Task instructions: Output the material below in its entirety, exactly as given.

— Start of Input for this task —

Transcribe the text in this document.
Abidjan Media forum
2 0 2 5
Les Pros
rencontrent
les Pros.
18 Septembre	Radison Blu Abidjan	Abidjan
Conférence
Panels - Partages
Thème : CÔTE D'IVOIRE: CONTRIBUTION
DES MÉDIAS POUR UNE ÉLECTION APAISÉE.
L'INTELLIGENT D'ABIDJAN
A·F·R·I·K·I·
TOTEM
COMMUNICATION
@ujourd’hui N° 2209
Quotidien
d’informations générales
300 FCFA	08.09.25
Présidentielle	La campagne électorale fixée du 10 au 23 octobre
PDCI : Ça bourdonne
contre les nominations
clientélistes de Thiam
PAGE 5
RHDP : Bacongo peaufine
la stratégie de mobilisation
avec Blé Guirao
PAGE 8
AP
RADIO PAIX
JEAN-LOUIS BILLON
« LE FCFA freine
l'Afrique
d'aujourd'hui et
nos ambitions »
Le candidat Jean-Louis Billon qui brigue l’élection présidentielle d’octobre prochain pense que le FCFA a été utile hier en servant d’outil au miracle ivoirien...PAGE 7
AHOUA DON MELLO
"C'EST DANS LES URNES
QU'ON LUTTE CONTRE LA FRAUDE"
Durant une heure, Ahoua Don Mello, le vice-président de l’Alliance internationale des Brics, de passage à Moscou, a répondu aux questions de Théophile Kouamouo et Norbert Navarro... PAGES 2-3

— End of Input for this task —

In response:
Transcribe the text in this document.
Abidjan Media forum
2 0 2 5
Les Pros
rencontrent
les Pros.
18 Septembre	Radison Blu Abidjan	Abidjan
Conférence
Panels - Partages
Thème : CÔTE D'IVOIRE: CONTRIBUTION
DES MÉDIAS POUR UNE ÉLECTION APAISÉE.
L'INTELLIGENT D'ABIDJAN
A·F·R·I·K·I·
TOTEM
COMMUNICATION
@ujourd’hui N° 2209
Quotidien
d’informations générales
300 FCFA	08.09.25
Présidentielle	La campagne électorale fixée du 10 au 23 octobre
PDCI : Ça bourdonne
contre les nominations
clientélistes de Thiam
PAGE 5
RHDP : Bacongo peaufine
la stratégie de mobilisation
avec Blé Guirao
PAGE 8
AP
RADIO PAIX
JEAN-LOUIS BILLON
« LE FCFA freine
l'Afrique
d'aujourd'hui et
nos ambitions »
Le candidat Jean-Louis Billon qui brigue l’élection présidentielle d’octobre prochain pense que le FCFA a été utile hier en servant d’outil au miracle ivoirien...PAGE 7
AHOUA DON MELLO
"C'EST DANS LES URNES
QU'ON LUTTE CONTRE LA FRAUDE"
Durant une heure, Ahoua Don Mello, le vice-président de l’Alliance internationale des Brics, de passage à Moscou, a répondu aux questions de Théophile Kouamouo et Norbert Navarro... PAGES 2-3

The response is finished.